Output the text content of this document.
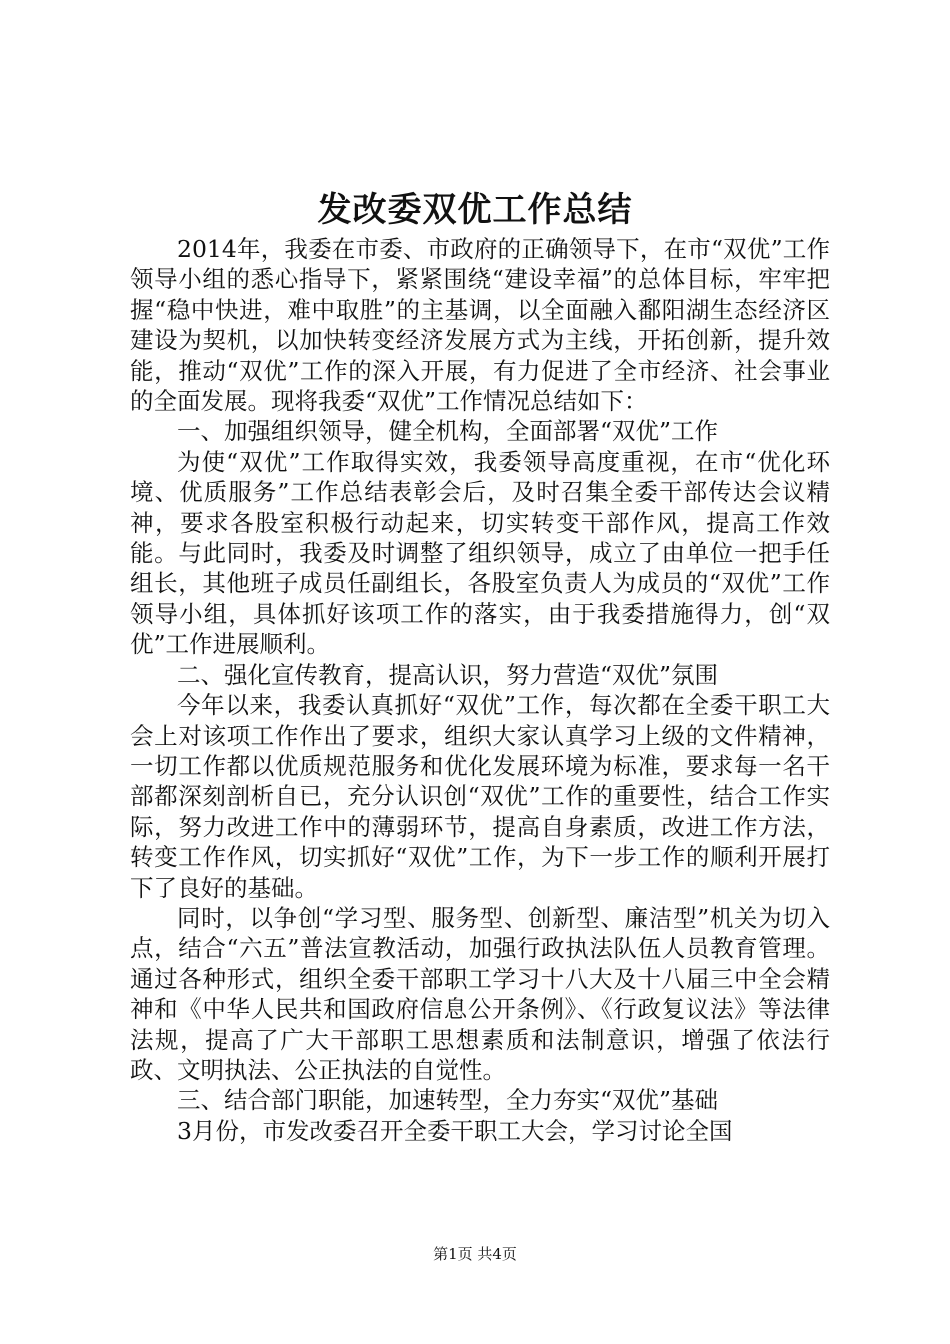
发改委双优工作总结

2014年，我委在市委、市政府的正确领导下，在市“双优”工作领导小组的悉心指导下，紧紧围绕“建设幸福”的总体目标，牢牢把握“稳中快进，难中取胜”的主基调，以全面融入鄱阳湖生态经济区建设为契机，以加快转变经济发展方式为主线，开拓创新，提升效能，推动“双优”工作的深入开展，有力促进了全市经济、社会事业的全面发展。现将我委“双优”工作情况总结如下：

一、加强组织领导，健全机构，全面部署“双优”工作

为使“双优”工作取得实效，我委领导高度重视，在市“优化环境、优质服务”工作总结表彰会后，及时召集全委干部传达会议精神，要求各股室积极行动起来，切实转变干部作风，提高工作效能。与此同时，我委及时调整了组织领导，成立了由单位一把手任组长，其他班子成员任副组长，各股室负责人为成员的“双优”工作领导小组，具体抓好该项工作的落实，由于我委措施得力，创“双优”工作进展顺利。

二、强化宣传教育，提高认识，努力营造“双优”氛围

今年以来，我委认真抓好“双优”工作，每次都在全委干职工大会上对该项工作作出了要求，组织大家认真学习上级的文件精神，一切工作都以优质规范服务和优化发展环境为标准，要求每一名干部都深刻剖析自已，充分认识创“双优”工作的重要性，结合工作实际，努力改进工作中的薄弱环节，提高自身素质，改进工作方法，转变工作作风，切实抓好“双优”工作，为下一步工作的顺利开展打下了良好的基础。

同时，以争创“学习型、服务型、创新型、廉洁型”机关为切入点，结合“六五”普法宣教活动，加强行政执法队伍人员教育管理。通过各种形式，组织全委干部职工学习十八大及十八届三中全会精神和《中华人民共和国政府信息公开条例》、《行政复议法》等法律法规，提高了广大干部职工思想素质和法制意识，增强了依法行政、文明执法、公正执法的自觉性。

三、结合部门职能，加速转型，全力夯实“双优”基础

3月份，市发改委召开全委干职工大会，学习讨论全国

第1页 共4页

──────────────────────────────

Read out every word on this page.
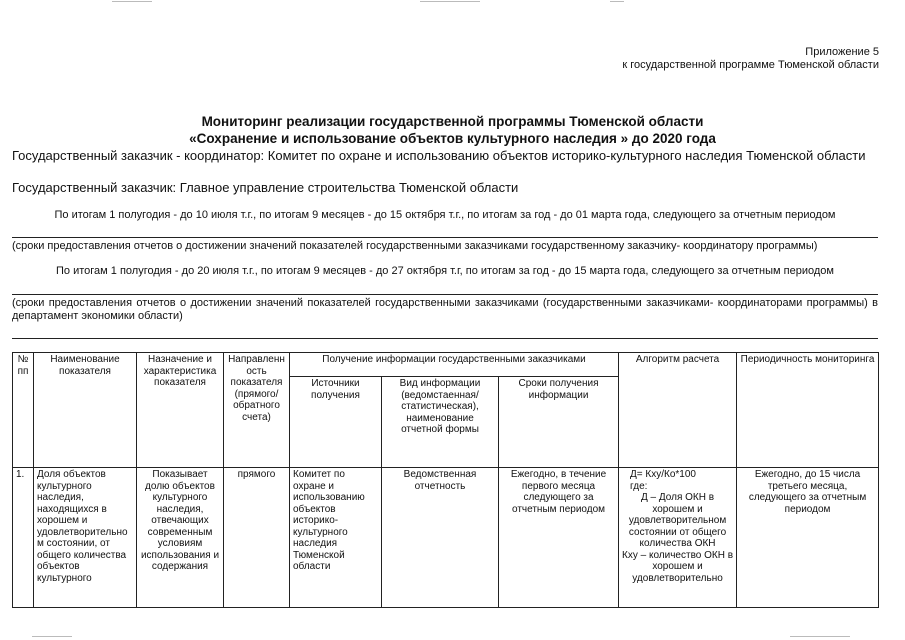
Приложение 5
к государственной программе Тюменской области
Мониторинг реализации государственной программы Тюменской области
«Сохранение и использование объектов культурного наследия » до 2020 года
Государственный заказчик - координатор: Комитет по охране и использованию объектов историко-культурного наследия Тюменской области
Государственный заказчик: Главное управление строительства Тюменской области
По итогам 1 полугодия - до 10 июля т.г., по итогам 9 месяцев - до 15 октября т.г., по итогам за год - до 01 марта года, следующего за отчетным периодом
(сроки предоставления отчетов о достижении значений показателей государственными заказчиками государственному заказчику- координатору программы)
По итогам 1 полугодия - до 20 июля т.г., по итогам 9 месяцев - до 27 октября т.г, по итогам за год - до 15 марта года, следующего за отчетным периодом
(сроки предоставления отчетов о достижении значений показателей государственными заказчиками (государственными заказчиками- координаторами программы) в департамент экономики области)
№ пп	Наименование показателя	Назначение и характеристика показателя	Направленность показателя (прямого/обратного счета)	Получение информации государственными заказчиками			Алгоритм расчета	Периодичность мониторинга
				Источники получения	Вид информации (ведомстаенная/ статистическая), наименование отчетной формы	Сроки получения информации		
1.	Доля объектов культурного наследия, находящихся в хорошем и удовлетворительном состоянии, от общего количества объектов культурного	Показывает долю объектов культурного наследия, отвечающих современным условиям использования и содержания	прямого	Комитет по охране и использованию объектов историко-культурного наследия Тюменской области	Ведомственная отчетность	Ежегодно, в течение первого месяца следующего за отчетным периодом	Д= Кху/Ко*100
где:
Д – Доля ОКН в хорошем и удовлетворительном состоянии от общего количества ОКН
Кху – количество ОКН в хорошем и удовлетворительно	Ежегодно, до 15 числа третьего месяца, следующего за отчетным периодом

──────────────────────────────

AIM ->
Find each line holding the word "октября" and copy it.

OUTPUT OF THE EXERCISE ->
По итогам 1 полугодия - до 10 июля т.г., по итогам 9 месяцев - до 15 октября т.г., по итогам за год - до 01 марта года, следующего за отчетным периодом
По итогам 1 полугодия - до 20 июля т.г., по итогам 9 месяцев - до 27 октября т.г, по итогам за год - до 15 марта года, следующего за отчетным периодом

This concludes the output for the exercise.